What is asked
Look for the word "click" in the entries below, then copy every line that has it.

Records supplied
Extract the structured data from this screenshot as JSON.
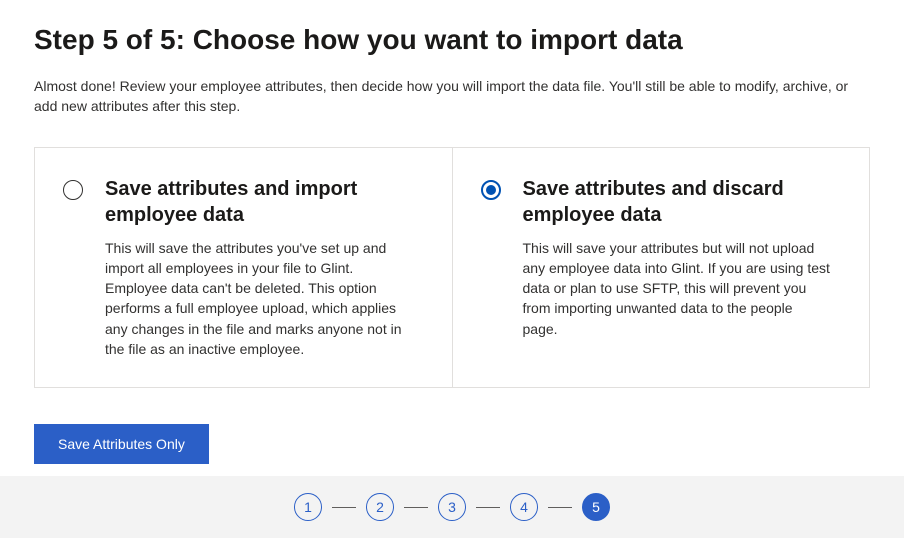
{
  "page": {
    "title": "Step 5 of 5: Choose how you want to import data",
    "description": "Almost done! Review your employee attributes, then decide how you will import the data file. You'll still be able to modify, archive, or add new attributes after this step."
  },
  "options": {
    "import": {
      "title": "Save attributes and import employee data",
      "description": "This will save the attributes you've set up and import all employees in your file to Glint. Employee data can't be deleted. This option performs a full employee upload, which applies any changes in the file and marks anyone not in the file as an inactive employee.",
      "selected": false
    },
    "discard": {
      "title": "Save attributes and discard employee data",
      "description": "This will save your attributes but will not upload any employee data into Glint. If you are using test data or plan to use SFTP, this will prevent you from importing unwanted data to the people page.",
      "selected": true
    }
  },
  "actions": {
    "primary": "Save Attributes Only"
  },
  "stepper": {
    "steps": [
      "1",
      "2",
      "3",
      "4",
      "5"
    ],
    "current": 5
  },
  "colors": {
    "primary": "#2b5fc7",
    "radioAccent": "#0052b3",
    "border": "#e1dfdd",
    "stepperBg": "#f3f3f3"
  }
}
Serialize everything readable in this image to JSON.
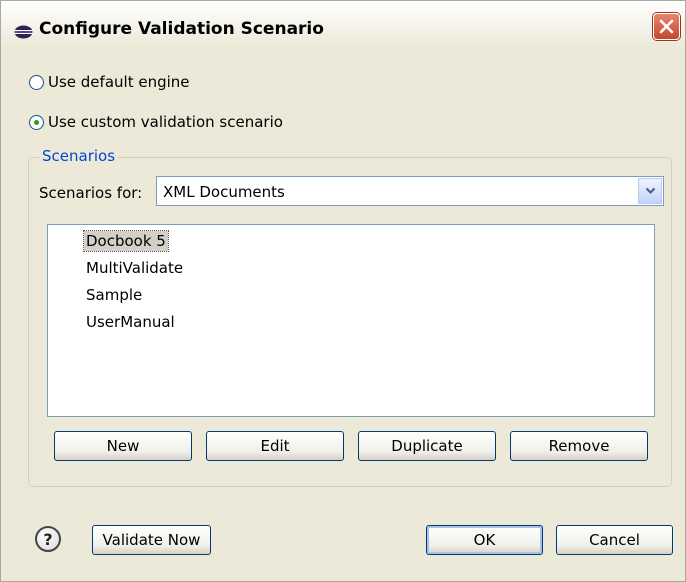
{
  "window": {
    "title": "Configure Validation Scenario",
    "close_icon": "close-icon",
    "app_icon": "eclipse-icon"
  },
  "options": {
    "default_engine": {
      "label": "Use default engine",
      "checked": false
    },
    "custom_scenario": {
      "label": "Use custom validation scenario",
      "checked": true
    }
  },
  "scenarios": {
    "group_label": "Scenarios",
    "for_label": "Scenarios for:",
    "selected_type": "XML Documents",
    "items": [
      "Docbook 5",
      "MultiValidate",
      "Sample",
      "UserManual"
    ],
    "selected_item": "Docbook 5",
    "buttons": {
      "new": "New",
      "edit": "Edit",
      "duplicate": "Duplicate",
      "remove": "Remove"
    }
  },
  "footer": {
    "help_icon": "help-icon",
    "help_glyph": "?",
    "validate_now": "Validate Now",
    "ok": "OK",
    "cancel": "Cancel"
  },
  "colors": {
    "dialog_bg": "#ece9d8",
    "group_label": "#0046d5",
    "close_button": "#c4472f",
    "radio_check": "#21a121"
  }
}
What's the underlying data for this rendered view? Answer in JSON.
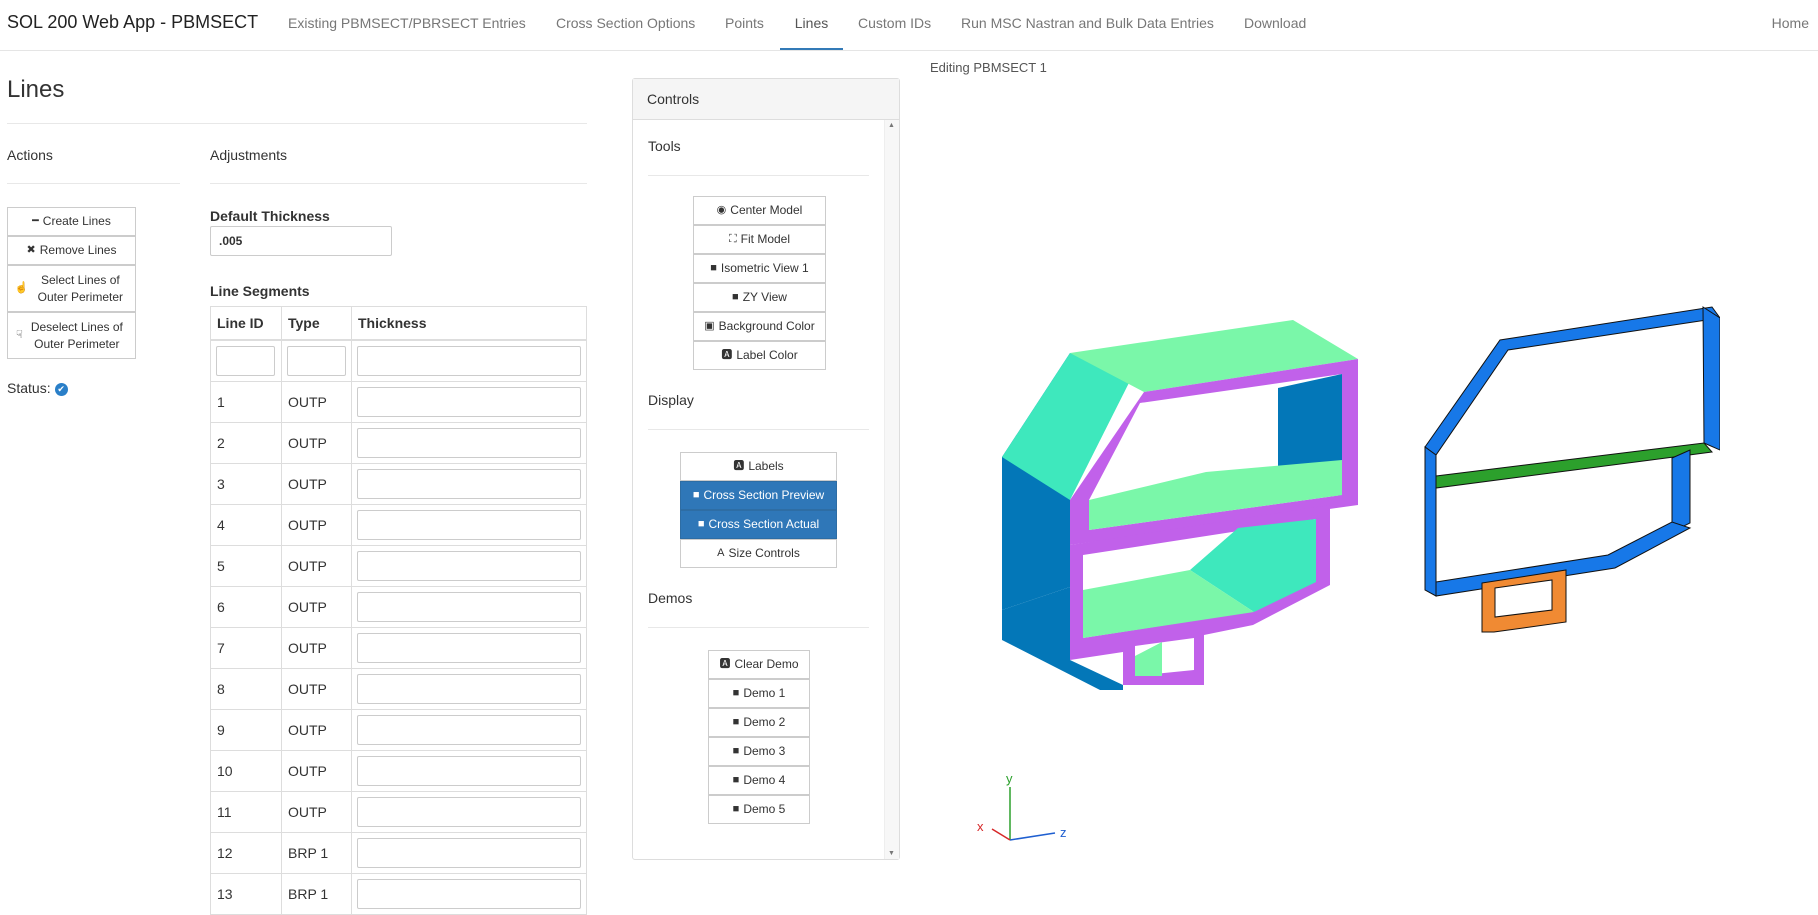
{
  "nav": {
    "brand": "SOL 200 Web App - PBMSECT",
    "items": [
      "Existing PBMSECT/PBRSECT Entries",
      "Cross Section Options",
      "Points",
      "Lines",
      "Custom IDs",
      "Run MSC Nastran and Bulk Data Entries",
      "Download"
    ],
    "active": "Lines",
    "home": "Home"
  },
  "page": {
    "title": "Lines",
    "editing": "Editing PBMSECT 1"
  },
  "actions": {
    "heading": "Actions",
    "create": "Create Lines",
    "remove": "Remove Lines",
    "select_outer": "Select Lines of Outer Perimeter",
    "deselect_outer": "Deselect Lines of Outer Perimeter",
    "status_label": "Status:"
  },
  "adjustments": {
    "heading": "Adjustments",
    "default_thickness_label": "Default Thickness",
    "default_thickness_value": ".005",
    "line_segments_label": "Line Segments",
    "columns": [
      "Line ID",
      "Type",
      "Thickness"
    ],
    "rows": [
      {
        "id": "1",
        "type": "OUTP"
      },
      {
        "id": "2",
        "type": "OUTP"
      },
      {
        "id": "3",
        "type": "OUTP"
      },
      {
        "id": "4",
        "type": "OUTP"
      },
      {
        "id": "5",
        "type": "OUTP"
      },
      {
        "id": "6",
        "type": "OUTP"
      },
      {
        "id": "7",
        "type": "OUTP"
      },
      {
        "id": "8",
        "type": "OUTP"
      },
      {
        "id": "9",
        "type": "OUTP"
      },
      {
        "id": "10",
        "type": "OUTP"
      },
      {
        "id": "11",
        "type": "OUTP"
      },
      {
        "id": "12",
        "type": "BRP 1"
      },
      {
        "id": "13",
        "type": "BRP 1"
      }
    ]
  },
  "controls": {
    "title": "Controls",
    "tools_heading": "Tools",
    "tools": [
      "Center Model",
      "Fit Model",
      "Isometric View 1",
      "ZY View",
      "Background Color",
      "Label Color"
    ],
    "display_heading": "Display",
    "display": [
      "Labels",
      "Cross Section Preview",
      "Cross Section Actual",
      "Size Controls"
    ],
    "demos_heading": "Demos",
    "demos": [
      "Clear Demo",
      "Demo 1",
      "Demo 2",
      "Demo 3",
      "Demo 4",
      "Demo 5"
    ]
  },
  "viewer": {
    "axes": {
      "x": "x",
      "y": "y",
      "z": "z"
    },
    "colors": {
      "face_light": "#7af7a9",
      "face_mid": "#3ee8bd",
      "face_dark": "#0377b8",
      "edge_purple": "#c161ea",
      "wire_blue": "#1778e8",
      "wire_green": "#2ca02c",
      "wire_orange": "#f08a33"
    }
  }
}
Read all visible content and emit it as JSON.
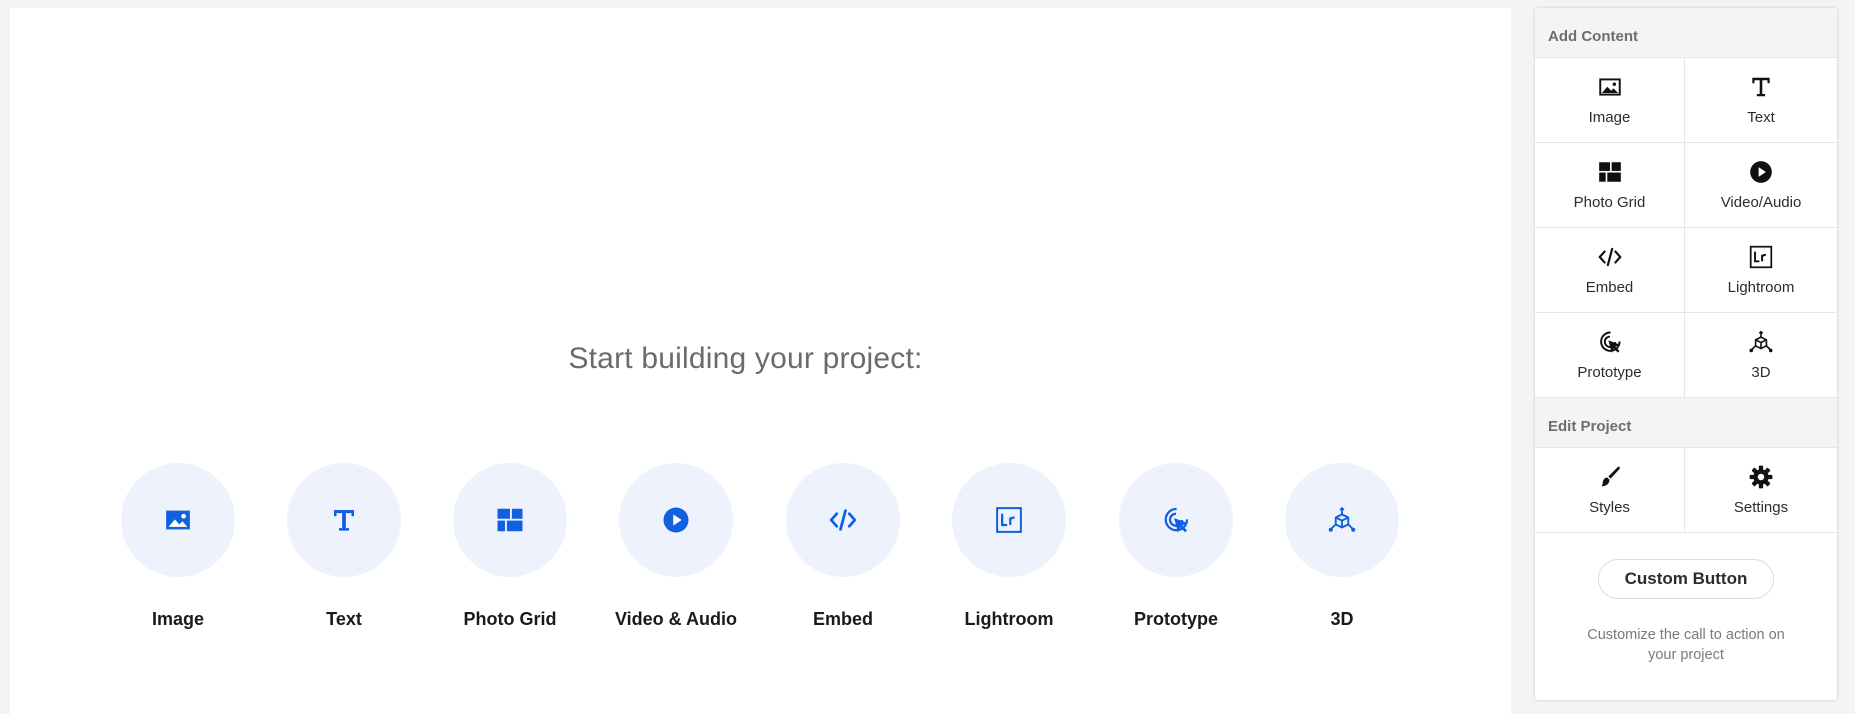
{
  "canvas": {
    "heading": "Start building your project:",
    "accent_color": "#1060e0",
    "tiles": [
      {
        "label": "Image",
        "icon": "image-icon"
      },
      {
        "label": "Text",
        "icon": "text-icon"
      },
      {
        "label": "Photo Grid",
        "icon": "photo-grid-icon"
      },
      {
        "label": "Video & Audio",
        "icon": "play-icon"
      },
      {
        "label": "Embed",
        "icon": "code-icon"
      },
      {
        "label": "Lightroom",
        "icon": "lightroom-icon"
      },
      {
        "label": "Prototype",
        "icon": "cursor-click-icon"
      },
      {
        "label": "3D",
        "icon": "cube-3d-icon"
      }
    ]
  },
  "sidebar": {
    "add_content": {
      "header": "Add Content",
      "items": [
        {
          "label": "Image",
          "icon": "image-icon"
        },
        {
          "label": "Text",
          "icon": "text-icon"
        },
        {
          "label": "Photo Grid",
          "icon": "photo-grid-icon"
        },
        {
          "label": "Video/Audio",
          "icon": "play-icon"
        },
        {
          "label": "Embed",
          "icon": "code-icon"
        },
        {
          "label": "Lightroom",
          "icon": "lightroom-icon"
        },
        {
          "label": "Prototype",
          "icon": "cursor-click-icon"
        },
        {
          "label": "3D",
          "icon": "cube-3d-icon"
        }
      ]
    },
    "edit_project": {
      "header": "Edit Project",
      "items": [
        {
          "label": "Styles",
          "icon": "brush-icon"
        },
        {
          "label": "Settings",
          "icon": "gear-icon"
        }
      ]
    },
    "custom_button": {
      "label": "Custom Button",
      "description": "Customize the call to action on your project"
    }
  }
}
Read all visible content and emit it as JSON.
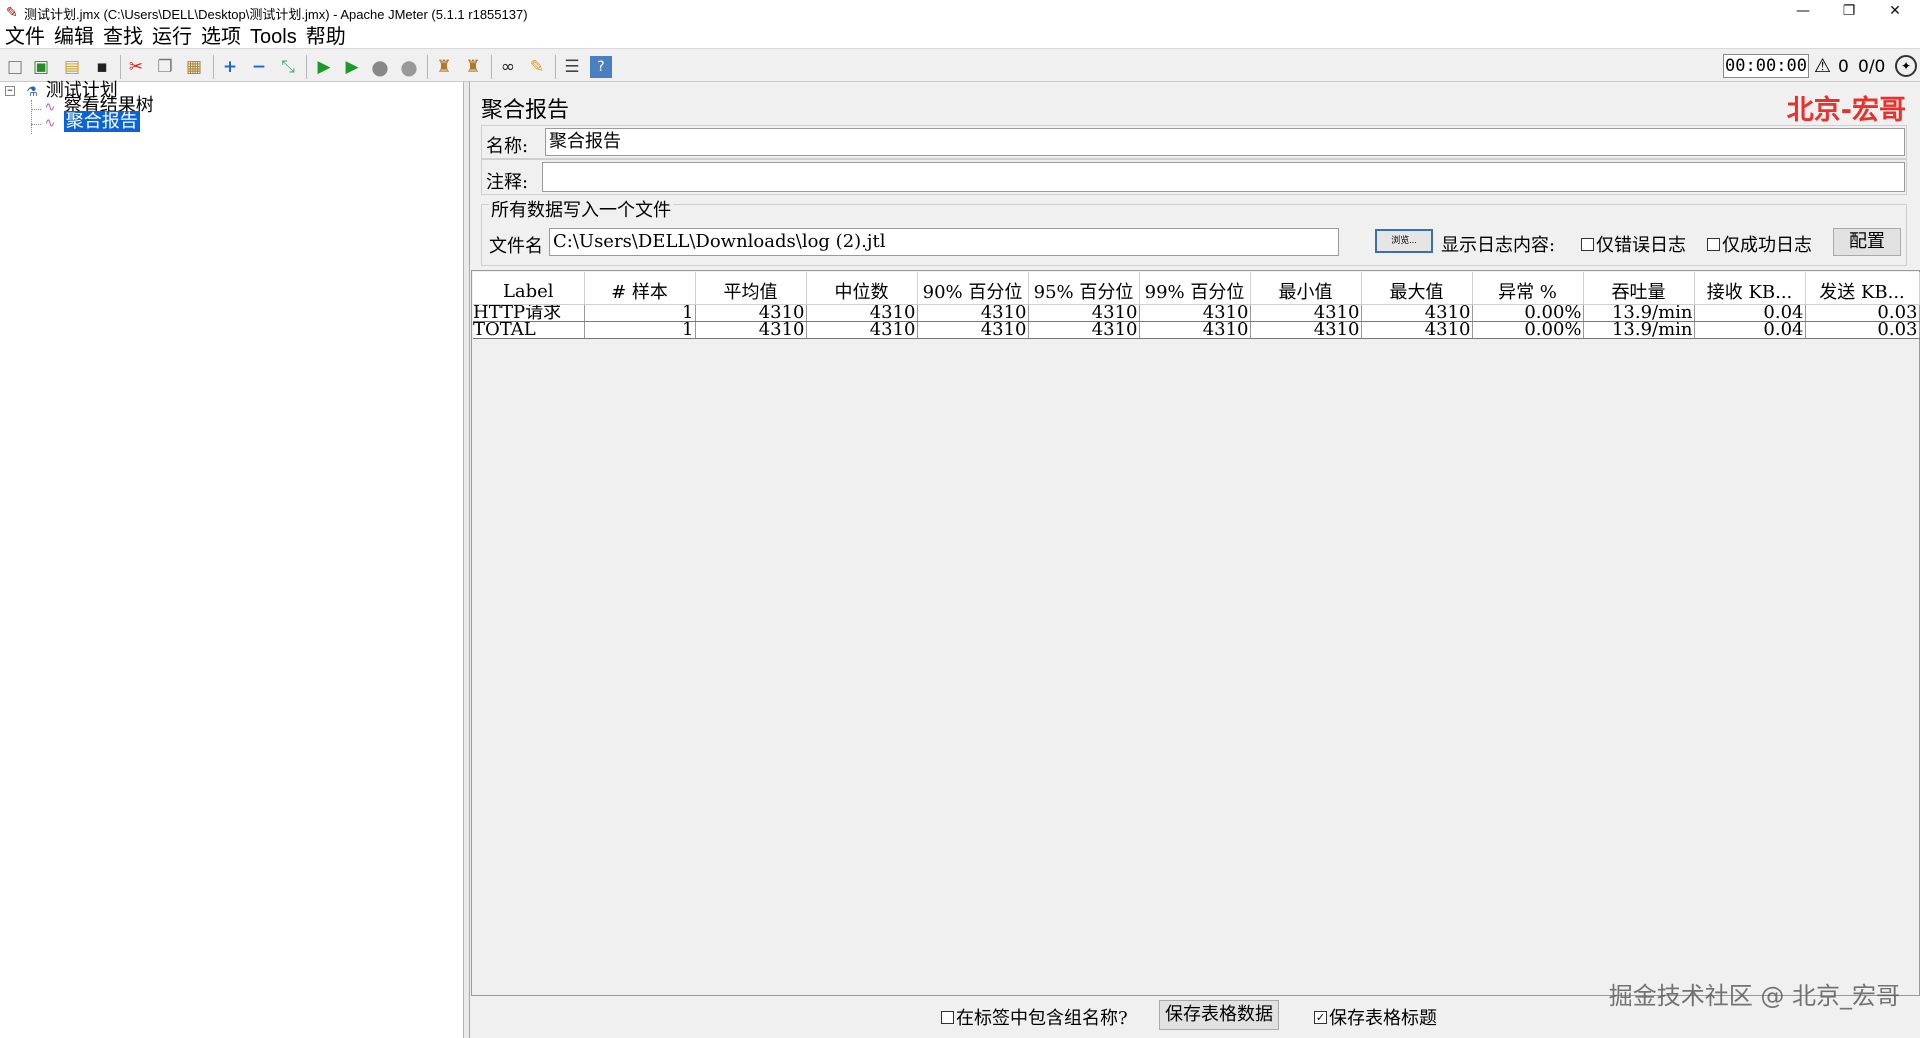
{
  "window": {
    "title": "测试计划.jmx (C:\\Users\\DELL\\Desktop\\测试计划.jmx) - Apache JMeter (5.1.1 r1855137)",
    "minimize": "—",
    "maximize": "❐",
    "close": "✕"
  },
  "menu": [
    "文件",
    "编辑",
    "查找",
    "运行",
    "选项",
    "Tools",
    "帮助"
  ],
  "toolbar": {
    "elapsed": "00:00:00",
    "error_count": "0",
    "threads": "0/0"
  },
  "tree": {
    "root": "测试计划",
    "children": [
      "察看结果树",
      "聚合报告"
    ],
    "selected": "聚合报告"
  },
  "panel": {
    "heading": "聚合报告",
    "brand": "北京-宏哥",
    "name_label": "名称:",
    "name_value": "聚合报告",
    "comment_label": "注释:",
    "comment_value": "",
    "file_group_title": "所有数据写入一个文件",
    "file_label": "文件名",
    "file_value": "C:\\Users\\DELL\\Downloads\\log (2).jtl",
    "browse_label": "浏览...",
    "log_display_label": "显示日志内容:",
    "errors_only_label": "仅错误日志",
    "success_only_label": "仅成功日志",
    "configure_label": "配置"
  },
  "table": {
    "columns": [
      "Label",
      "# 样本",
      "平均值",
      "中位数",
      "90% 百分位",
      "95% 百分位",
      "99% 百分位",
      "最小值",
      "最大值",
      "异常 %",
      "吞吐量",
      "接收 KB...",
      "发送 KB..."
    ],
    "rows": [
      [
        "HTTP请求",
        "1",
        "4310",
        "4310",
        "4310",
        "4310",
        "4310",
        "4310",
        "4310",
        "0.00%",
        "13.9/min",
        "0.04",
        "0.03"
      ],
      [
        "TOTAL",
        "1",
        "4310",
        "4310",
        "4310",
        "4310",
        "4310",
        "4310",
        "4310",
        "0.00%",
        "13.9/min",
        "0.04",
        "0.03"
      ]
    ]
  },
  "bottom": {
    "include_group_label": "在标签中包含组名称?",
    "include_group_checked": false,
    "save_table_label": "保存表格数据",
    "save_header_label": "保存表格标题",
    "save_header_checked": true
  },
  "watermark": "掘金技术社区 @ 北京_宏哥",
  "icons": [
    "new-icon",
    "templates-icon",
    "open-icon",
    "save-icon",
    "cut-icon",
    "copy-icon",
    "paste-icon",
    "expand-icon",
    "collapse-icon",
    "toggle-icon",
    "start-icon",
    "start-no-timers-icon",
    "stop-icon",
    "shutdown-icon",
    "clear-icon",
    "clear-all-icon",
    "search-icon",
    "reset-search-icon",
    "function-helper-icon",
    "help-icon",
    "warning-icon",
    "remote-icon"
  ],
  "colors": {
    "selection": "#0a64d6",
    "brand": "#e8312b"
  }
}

Output of the task
        "icon": "cursor-click-icon"
          "icon": "cursor-click-icon"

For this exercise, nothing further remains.